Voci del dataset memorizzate
● ● ●

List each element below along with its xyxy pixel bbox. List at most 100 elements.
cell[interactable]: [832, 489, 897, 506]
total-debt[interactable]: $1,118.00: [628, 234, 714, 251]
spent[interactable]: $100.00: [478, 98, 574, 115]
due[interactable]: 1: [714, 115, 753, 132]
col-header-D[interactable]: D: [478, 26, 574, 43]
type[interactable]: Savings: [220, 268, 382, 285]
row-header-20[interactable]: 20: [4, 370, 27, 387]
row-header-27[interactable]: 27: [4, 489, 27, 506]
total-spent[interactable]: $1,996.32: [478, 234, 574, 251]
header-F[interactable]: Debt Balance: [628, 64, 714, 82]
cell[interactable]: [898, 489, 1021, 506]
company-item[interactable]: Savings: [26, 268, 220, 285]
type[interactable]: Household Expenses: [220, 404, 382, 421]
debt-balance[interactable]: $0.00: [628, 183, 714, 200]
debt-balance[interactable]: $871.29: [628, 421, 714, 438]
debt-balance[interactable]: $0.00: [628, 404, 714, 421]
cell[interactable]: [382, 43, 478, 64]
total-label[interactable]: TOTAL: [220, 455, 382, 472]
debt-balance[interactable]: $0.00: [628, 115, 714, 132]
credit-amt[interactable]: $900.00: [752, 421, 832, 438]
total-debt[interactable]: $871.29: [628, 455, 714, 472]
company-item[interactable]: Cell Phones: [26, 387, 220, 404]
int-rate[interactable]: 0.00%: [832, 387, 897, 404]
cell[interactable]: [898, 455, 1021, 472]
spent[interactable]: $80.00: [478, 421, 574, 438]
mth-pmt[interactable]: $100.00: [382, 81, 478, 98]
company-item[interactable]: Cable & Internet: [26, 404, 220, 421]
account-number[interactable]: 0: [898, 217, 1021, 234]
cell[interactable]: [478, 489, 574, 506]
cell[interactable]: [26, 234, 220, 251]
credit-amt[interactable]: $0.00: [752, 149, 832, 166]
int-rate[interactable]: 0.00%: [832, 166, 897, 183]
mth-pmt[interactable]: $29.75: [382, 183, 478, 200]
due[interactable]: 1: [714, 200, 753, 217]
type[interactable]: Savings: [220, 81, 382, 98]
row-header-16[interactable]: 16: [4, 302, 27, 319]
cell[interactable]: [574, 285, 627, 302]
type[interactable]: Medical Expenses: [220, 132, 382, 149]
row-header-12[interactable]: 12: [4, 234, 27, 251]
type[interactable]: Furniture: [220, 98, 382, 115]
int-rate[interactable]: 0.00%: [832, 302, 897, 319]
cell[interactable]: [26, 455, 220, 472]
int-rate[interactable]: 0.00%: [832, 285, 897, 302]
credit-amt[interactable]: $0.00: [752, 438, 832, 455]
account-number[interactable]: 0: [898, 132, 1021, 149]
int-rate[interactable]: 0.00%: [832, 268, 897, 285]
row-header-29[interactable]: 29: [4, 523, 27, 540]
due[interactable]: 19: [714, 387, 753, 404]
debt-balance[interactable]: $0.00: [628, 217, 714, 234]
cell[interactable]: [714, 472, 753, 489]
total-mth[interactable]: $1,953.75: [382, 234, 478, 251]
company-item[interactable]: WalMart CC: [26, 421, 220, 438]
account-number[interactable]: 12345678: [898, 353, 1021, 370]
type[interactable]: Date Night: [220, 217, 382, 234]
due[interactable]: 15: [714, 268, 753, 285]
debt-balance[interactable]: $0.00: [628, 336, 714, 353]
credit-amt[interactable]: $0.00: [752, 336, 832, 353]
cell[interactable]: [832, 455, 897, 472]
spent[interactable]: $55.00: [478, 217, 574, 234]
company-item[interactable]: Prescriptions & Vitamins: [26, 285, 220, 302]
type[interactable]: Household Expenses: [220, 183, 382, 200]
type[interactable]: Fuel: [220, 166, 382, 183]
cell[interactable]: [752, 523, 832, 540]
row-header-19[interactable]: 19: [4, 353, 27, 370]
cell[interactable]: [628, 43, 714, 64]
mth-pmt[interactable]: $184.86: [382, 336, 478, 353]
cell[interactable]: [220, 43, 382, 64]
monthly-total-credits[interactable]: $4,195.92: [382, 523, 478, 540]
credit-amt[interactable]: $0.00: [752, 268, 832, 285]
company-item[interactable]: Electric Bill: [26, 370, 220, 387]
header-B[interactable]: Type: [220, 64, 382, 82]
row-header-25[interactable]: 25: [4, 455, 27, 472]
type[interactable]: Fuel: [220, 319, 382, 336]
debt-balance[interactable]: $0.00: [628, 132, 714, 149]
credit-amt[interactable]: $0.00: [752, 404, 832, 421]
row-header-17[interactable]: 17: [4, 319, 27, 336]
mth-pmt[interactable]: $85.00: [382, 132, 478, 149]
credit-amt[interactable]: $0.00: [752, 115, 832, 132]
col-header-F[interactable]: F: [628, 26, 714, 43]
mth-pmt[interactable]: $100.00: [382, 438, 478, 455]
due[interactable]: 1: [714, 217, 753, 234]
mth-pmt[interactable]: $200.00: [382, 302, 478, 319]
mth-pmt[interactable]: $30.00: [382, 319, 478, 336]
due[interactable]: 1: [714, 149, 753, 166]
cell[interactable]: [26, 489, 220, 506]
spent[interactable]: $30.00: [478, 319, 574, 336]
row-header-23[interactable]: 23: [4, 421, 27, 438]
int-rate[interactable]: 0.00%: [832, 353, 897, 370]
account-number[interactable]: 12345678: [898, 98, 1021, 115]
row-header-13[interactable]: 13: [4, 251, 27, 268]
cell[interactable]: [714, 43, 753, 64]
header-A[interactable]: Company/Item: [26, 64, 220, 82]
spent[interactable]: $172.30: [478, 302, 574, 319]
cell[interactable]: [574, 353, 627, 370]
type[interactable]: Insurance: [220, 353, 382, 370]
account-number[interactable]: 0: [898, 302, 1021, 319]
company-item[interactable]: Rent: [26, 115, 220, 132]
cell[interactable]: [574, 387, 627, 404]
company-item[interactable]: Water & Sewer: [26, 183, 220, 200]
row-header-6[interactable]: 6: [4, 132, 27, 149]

● ● ●

=== OBIETTIVO DEL COMPITO ===
Ricopia tutti i record riportati sopra, riga per riga, senza alcuna modifica.

=== ESERCIZIO SVOLTO ===
List each element below along with its xyxy pixel bbox. List at most 100 elements.
cell[interactable]: [832, 489, 897, 506]
total-debt[interactable]: $1,118.00: [628, 234, 714, 251]
spent[interactable]: $100.00: [478, 98, 574, 115]
due[interactable]: 1: [714, 115, 753, 132]
col-header-D[interactable]: D: [478, 26, 574, 43]
type[interactable]: Savings: [220, 268, 382, 285]
row-header-20[interactable]: 20: [4, 370, 27, 387]
row-header-27[interactable]: 27: [4, 489, 27, 506]
total-spent[interactable]: $1,996.32: [478, 234, 574, 251]
header-F[interactable]: Debt Balance: [628, 64, 714, 82]
cell[interactable]: [898, 489, 1021, 506]
company-item[interactable]: Savings: [26, 268, 220, 285]
type[interactable]: Household Expenses: [220, 404, 382, 421]
debt-balance[interactable]: $0.00: [628, 183, 714, 200]
debt-balance[interactable]: $871.29: [628, 421, 714, 438]
debt-balance[interactable]: $0.00: [628, 404, 714, 421]
cell[interactable]: [382, 43, 478, 64]
total-label[interactable]: TOTAL: [220, 455, 382, 472]
debt-balance[interactable]: $0.00: [628, 115, 714, 132]
credit-amt[interactable]: $900.00: [752, 421, 832, 438]
total-debt[interactable]: $871.29: [628, 455, 714, 472]
company-item[interactable]: Cell Phones: [26, 387, 220, 404]
int-rate[interactable]: 0.00%: [832, 387, 897, 404]
cell[interactable]: [898, 455, 1021, 472]
spent[interactable]: $80.00: [478, 421, 574, 438]
mth-pmt[interactable]: $100.00: [382, 81, 478, 98]
company-item[interactable]: Cable & Internet: [26, 404, 220, 421]
account-number[interactable]: 0: [898, 217, 1021, 234]
cell[interactable]: [478, 489, 574, 506]
cell[interactable]: [26, 234, 220, 251]
credit-amt[interactable]: $0.00: [752, 149, 832, 166]
int-rate[interactable]: 0.00%: [832, 166, 897, 183]
mth-pmt[interactable]: $29.75: [382, 183, 478, 200]
due[interactable]: 1: [714, 200, 753, 217]
type[interactable]: Savings: [220, 81, 382, 98]
row-header-16[interactable]: 16: [4, 302, 27, 319]
cell[interactable]: [574, 285, 627, 302]
type[interactable]: Medical Expenses: [220, 132, 382, 149]
row-header-12[interactable]: 12: [4, 234, 27, 251]
type[interactable]: Furniture: [220, 98, 382, 115]
int-rate[interactable]: 0.00%: [832, 302, 897, 319]
cell[interactable]: [26, 455, 220, 472]
int-rate[interactable]: 0.00%: [832, 285, 897, 302]
credit-amt[interactable]: $0.00: [752, 438, 832, 455]
account-number[interactable]: 0: [898, 132, 1021, 149]
int-rate[interactable]: 0.00%: [832, 268, 897, 285]
row-header-29[interactable]: 29: [4, 523, 27, 540]
due[interactable]: 19: [714, 387, 753, 404]
debt-balance[interactable]: $0.00: [628, 217, 714, 234]
cell[interactable]: [714, 472, 753, 489]
total-mth[interactable]: $1,953.75: [382, 234, 478, 251]
company-item[interactable]: WalMart CC: [26, 421, 220, 438]
account-number[interactable]: 12345678: [898, 353, 1021, 370]
type[interactable]: Date Night: [220, 217, 382, 234]
due[interactable]: 15: [714, 268, 753, 285]
debt-balance[interactable]: $0.00: [628, 336, 714, 353]
credit-amt[interactable]: $0.00: [752, 336, 832, 353]
cell[interactable]: [832, 455, 897, 472]
spent[interactable]: $55.00: [478, 217, 574, 234]
company-item[interactable]: Prescriptions & Vitamins: [26, 285, 220, 302]
type[interactable]: Household Expenses: [220, 183, 382, 200]
type[interactable]: Fuel: [220, 166, 382, 183]
cell[interactable]: [752, 523, 832, 540]
row-header-19[interactable]: 19: [4, 353, 27, 370]
cell[interactable]: [628, 43, 714, 64]
mth-pmt[interactable]: $184.86: [382, 336, 478, 353]
cell[interactable]: [220, 43, 382, 64]
monthly-total-credits[interactable]: $4,195.92: [382, 523, 478, 540]
credit-amt[interactable]: $0.00: [752, 268, 832, 285]
company-item[interactable]: Electric Bill: [26, 370, 220, 387]
header-B[interactable]: Type: [220, 64, 382, 82]
row-header-25[interactable]: 25: [4, 455, 27, 472]
type[interactable]: Fuel: [220, 319, 382, 336]
debt-balance[interactable]: $0.00: [628, 132, 714, 149]
credit-amt[interactable]: $0.00: [752, 404, 832, 421]
row-header-17[interactable]: 17: [4, 319, 27, 336]
mth-pmt[interactable]: $85.00: [382, 132, 478, 149]
credit-amt[interactable]: $0.00: [752, 115, 832, 132]
col-header-F[interactable]: F: [628, 26, 714, 43]
mth-pmt[interactable]: $100.00: [382, 438, 478, 455]
due[interactable]: 1: [714, 217, 753, 234]
mth-pmt[interactable]: $200.00: [382, 302, 478, 319]
mth-pmt[interactable]: $30.00: [382, 319, 478, 336]
due[interactable]: 1: [714, 149, 753, 166]
cell[interactable]: [26, 489, 220, 506]
spent[interactable]: $30.00: [478, 319, 574, 336]
row-header-23[interactable]: 23: [4, 421, 27, 438]
int-rate[interactable]: 0.00%: [832, 353, 897, 370]
account-number[interactable]: 12345678: [898, 98, 1021, 115]
row-header-13[interactable]: 13: [4, 251, 27, 268]
cell[interactable]: [714, 43, 753, 64]
header-A[interactable]: Company/Item: [26, 64, 220, 82]
spent[interactable]: $172.30: [478, 302, 574, 319]
cell[interactable]: [574, 353, 627, 370]
type[interactable]: Insurance: [220, 353, 382, 370]
account-number[interactable]: 0: [898, 302, 1021, 319]
company-item[interactable]: Rent: [26, 115, 220, 132]
cell[interactable]: [574, 387, 627, 404]
company-item[interactable]: Water & Sewer: [26, 183, 220, 200]
row-header-6[interactable]: 6: [4, 132, 27, 149]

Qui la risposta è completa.